GIVEN INSTRUCTION -> Each line that holds the word "title" should be returned.

SOURCE RECORDS ->
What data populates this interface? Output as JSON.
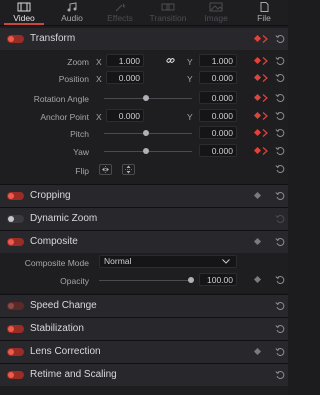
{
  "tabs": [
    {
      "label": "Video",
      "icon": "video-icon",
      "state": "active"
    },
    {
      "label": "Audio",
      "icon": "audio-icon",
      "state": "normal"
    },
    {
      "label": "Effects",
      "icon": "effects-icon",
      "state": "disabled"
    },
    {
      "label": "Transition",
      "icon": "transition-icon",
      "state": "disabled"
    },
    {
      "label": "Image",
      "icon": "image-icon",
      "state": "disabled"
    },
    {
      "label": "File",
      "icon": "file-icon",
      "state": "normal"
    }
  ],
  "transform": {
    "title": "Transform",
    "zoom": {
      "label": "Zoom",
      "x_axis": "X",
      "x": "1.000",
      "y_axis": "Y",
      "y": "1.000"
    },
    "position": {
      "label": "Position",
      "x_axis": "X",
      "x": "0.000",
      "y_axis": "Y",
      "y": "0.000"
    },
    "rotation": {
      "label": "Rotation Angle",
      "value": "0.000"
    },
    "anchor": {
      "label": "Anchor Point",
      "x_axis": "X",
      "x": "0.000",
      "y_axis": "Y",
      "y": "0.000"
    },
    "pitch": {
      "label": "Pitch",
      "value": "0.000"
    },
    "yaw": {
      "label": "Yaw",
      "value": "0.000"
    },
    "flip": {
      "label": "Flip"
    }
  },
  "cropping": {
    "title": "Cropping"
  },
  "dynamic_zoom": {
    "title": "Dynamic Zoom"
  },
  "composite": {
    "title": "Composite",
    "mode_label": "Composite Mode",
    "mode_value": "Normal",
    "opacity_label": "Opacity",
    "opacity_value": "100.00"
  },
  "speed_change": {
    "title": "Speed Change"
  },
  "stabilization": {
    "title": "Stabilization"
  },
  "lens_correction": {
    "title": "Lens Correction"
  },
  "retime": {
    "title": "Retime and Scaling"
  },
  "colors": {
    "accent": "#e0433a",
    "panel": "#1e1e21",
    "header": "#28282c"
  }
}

==

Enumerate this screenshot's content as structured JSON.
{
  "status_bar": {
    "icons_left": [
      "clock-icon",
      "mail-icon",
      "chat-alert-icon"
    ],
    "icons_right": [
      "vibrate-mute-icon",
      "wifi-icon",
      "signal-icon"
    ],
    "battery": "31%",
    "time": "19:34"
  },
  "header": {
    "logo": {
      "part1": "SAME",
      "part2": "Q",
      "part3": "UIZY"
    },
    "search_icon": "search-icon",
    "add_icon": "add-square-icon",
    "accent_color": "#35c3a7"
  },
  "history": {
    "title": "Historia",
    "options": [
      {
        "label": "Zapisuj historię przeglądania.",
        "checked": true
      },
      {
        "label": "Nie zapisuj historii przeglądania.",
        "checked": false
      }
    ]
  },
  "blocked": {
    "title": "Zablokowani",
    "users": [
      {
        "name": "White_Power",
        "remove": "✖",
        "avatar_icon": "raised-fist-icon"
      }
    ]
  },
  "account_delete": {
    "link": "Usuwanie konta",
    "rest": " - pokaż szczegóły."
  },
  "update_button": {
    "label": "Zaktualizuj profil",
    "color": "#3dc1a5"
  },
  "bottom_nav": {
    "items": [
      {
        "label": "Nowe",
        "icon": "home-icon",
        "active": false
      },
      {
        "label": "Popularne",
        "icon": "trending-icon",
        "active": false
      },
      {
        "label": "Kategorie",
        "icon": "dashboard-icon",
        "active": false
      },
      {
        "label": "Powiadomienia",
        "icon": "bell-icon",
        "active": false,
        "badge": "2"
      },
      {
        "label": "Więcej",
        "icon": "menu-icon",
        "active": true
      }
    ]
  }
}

RIGHT ANSWER ->
    "title": "Transform",
    "title": "Cropping"
    "title": "Dynamic Zoom"
    "title": "Composite",
    "title": "Speed Change"
    "title": "Stabilization"
    "title": "Lens Correction"
    "title": "Retime and Scaling"
    "title": "Historia",
    "title": "Zablokowani",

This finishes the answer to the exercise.